** PROBLEM DETAILS **
Pull every line holding the string "What" from the records below.

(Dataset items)
>> start

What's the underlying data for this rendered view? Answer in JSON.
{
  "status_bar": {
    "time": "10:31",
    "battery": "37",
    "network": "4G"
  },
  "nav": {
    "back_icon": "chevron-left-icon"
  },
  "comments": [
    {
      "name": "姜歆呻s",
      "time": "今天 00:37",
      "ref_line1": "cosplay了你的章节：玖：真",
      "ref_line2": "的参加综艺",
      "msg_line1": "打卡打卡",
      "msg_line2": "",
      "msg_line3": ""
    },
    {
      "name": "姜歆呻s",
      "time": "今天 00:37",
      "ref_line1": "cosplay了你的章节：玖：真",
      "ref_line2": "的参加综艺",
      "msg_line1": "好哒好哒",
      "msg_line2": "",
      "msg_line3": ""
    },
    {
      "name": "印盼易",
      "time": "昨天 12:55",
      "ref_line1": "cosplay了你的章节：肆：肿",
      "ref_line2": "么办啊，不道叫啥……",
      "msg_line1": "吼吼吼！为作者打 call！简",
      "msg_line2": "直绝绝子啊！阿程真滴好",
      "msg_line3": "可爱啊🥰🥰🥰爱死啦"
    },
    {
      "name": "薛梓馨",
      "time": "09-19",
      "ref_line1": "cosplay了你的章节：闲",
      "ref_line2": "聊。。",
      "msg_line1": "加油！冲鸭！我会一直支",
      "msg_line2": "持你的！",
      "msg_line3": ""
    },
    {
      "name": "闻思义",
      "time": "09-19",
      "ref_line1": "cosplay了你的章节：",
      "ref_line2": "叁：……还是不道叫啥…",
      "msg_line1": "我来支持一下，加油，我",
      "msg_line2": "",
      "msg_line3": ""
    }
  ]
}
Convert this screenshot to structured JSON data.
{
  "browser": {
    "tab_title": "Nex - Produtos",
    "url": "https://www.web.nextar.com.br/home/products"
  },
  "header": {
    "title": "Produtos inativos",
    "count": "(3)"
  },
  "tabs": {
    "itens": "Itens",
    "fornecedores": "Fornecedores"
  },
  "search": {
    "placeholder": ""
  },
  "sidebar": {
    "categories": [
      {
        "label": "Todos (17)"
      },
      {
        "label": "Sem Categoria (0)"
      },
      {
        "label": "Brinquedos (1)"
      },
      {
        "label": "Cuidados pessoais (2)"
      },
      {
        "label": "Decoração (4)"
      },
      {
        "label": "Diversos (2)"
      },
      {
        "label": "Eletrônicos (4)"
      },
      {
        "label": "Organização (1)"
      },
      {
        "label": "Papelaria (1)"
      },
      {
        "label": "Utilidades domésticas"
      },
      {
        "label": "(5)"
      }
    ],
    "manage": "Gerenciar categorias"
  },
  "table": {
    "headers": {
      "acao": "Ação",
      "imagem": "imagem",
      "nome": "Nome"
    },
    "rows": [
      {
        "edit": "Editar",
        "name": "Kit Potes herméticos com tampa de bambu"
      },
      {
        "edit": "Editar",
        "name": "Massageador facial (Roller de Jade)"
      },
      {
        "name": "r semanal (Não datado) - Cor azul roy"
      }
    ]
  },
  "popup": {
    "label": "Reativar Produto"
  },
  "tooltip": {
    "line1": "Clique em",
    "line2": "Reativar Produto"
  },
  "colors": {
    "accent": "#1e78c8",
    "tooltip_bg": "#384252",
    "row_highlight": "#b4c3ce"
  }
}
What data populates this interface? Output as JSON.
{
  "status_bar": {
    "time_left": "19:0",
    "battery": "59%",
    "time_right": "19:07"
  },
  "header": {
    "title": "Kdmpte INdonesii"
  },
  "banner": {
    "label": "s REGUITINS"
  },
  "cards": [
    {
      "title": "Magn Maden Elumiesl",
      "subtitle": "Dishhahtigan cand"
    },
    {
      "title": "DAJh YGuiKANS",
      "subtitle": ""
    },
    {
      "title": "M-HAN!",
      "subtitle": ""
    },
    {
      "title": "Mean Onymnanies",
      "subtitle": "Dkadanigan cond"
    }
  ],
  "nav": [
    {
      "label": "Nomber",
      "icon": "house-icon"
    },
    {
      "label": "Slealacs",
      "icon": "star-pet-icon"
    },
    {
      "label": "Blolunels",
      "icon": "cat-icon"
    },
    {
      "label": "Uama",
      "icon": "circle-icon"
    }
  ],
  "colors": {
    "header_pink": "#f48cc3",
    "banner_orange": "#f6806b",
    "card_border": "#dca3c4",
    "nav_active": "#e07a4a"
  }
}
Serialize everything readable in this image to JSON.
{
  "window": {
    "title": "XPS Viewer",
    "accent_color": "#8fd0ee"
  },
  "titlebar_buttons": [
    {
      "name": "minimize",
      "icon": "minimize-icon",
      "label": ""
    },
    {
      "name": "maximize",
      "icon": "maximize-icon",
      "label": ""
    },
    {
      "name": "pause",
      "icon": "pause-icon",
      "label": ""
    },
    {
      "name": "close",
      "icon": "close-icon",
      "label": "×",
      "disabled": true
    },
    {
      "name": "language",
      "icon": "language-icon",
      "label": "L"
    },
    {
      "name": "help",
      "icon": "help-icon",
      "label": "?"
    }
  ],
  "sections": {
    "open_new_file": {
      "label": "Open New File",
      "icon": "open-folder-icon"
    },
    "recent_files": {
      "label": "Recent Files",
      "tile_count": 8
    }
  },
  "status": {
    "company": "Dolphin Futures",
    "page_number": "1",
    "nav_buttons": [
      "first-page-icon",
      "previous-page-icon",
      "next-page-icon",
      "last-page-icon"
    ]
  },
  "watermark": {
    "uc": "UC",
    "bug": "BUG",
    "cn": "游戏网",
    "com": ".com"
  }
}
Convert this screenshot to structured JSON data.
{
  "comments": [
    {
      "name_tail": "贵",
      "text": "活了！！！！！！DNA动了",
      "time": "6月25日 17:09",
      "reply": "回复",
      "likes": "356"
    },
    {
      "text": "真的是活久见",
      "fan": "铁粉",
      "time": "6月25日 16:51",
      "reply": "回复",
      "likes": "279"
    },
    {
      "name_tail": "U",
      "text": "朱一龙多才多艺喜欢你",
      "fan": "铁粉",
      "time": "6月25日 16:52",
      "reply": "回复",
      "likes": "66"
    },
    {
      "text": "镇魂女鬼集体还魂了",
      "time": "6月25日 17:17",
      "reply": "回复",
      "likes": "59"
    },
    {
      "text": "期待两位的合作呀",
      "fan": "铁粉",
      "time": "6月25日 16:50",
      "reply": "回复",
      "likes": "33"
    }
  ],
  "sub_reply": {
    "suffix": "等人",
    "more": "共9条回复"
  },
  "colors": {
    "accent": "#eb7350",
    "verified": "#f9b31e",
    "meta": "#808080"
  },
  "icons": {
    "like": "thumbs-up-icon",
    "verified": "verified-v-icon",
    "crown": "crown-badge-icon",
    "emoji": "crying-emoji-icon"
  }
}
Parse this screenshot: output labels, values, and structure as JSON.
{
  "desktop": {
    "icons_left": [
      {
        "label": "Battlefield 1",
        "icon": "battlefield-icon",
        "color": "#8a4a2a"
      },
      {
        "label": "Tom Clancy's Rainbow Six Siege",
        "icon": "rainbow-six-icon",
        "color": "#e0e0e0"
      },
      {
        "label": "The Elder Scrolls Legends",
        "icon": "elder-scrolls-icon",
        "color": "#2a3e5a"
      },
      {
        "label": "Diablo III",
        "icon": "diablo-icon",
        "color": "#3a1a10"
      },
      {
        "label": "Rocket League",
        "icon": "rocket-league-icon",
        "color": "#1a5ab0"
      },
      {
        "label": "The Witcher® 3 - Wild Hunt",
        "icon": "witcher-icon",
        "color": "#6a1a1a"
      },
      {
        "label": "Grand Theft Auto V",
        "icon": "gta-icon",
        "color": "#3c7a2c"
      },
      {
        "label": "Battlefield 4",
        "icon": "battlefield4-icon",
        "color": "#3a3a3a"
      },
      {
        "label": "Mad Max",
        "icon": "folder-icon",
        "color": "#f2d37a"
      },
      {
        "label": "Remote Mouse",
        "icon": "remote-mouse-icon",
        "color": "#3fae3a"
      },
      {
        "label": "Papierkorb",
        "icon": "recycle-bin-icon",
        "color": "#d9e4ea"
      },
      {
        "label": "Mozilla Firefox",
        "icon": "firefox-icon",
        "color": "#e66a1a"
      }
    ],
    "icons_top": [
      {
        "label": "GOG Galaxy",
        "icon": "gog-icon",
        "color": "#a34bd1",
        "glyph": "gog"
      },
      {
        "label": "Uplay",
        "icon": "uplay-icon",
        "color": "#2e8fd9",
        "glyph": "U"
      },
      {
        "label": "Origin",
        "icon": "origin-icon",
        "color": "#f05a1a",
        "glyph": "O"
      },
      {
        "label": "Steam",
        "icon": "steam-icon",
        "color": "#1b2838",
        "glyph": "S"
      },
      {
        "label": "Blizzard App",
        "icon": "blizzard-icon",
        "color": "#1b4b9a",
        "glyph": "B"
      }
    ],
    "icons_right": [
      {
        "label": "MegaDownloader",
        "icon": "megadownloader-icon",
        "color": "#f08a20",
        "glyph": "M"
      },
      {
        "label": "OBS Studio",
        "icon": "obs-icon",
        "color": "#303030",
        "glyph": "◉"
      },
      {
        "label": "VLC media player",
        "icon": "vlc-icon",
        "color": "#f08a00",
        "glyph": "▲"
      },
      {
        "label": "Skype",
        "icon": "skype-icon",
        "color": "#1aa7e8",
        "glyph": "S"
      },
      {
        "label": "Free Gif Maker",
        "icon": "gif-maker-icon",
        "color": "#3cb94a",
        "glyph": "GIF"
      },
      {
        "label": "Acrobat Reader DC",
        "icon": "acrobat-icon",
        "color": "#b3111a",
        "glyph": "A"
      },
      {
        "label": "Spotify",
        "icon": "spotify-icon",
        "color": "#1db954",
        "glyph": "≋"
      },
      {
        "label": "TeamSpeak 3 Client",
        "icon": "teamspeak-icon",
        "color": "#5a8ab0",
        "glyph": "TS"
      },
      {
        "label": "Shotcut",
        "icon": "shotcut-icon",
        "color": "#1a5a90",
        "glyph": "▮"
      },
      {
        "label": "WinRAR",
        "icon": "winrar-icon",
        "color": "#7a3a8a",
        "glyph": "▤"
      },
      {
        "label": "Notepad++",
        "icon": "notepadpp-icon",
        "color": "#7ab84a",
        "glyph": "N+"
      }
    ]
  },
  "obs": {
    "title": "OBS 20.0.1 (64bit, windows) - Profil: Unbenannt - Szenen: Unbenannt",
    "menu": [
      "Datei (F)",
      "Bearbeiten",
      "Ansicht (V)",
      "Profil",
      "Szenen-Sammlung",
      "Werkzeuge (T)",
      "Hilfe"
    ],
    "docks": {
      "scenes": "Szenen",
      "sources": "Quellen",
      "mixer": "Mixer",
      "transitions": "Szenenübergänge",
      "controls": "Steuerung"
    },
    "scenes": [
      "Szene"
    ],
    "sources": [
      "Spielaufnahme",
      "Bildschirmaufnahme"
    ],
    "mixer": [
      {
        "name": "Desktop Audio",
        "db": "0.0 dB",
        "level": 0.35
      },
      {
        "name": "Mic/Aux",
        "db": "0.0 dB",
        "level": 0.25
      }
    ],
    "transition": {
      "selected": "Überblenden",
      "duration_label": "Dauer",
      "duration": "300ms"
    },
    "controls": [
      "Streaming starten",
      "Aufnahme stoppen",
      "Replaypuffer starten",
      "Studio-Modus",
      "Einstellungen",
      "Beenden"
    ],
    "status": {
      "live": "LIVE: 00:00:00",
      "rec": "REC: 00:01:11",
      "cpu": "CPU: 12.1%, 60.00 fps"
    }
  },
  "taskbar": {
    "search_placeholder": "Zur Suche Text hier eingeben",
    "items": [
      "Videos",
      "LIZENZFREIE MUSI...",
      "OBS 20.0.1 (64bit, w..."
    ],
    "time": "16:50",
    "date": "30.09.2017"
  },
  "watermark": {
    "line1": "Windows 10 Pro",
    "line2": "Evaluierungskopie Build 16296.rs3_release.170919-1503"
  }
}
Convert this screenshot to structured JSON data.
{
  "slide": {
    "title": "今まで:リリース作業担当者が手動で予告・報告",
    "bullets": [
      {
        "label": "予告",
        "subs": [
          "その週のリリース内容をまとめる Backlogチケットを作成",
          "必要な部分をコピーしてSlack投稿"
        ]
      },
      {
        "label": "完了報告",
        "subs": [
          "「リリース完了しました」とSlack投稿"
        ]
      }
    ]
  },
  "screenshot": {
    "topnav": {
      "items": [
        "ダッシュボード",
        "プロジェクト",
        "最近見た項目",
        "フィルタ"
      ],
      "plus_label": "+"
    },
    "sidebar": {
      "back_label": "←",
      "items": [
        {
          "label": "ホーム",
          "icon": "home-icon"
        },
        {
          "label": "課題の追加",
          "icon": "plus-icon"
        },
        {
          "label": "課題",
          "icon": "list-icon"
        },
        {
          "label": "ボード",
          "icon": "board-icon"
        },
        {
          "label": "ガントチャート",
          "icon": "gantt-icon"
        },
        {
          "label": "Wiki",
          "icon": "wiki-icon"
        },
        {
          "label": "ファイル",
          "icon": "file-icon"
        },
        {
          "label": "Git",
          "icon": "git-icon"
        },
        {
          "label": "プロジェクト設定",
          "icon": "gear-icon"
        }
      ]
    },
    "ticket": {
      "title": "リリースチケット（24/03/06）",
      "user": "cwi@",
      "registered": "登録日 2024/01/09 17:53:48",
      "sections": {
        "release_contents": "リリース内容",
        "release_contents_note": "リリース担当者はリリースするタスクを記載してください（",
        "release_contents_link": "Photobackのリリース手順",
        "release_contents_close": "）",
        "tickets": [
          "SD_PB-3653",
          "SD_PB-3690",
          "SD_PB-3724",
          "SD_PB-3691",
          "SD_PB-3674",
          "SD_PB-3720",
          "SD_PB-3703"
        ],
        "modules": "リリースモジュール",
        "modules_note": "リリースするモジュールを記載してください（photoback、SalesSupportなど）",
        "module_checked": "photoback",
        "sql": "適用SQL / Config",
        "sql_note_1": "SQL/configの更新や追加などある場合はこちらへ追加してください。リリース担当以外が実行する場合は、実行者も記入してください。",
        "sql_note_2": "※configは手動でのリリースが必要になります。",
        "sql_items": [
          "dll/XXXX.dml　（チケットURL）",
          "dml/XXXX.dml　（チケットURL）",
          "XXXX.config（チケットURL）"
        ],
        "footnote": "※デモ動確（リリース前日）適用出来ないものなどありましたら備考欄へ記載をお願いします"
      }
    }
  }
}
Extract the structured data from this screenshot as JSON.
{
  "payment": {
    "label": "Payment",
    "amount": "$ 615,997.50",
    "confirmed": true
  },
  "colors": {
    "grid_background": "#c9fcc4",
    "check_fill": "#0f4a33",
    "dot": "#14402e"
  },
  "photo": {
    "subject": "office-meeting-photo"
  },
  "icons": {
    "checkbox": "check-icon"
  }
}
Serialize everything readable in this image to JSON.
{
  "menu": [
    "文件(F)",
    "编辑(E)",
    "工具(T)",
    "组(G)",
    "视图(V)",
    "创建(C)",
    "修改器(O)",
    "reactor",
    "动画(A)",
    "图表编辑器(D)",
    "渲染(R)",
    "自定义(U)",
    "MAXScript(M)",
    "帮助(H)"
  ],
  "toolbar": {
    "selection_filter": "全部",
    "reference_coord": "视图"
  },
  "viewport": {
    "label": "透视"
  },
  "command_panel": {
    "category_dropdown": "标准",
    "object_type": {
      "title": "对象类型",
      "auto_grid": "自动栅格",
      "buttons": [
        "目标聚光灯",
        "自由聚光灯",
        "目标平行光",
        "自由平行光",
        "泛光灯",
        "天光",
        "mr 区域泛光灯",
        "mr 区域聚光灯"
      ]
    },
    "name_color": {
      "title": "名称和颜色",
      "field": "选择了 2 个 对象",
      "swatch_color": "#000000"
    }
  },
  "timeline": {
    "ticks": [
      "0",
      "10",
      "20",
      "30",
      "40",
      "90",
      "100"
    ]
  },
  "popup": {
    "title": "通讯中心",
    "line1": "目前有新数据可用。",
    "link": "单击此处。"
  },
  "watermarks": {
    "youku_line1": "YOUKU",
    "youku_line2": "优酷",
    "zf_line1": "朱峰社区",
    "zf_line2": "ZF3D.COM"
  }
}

>> end

** WRITTEN ANSWER **
What's the underlying data for this rendered view? Answer in JSON.
What data populates this interface? Output as JSON.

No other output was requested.